# [GOAL]
Could you repeat the records below with "bboxes" swapped for "bounding boxes" everywhere, changing nothing else and leaving the pictures out?

=-=-=

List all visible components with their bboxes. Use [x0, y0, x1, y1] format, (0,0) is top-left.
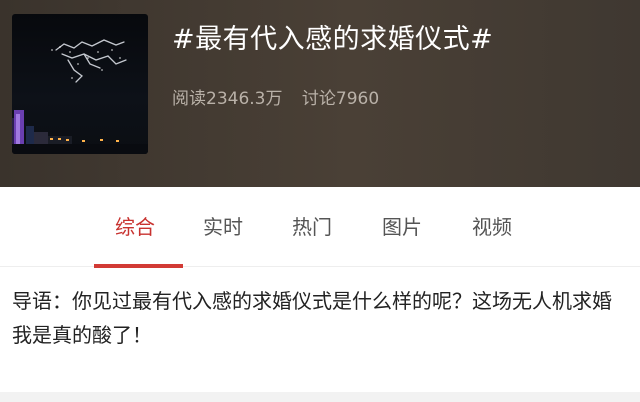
topic-title: #最有代入感的求婚仪式# — [172, 24, 494, 55]
divider — [0, 392, 640, 402]
tab-hot[interactable]: 热门 — [292, 213, 332, 241]
active-tab-indicator — [94, 264, 183, 268]
drone-light-show-image[interactable] — [12, 14, 148, 154]
tab-comprehensive[interactable]: 综合 — [115, 213, 155, 241]
topic-header: #最有代入感的求婚仪式# 阅读2346.3万 讨论7960 — [0, 0, 640, 187]
topic-stats: 阅读2346.3万 讨论7960 — [172, 87, 379, 111]
tab-realtime[interactable]: 实时 — [203, 213, 243, 241]
tab-videos[interactable]: 视频 — [472, 213, 512, 241]
topic-guide-text: 导语：你见过最有代入感的求婚仪式是什么样的呢？这场无人机求婚我是真的酸了！ — [12, 289, 612, 347]
read-count: 阅读2346.3万 — [172, 89, 283, 109]
tab-bar: 综合 实时 热门 图片 视频 — [0, 187, 640, 268]
tab-images[interactable]: 图片 — [382, 213, 422, 241]
discussion-count: 讨论7960 — [301, 89, 380, 109]
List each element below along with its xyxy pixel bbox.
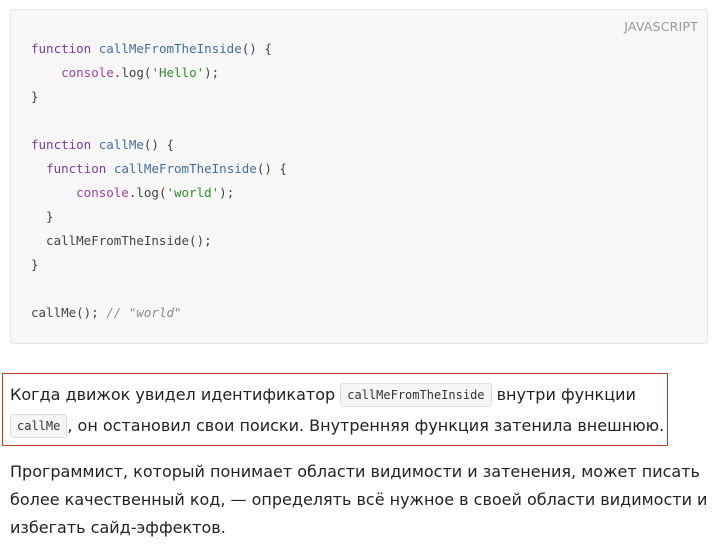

=-=-=

# [THE ANSWER]
List all visible components with their bounding boxes. Use [x0, y0, x1, y1] format, (0,0) is top-left.
topic-title: #最有代入感的求婚仪式# — [172, 24, 494, 55]
divider — [0, 392, 640, 402]
tab-hot[interactable]: 热门 — [292, 213, 332, 241]
active-tab-indicator — [94, 264, 183, 268]
drone-light-show-image[interactable] — [12, 14, 148, 154]
tab-comprehensive[interactable]: 综合 — [115, 213, 155, 241]
topic-header: #最有代入感的求婚仪式# 阅读2346.3万 讨论7960 — [0, 0, 640, 187]
topic-stats: 阅读2346.3万 讨论7960 — [172, 87, 379, 111]
tab-realtime[interactable]: 实时 — [203, 213, 243, 241]
tab-videos[interactable]: 视频 — [472, 213, 512, 241]
topic-guide-text: 导语：你见过最有代入感的求婚仪式是什么样的呢？这场无人机求婚我是真的酸了！ — [12, 289, 612, 347]
read-count: 阅读2346.3万 — [172, 89, 283, 109]
tab-bar: 综合 实时 热门 图片 视频 — [0, 187, 640, 268]
tab-images[interactable]: 图片 — [382, 213, 422, 241]
discussion-count: 讨论7960 — [301, 89, 380, 109]
List each element below along with its xyxy pixel bbox.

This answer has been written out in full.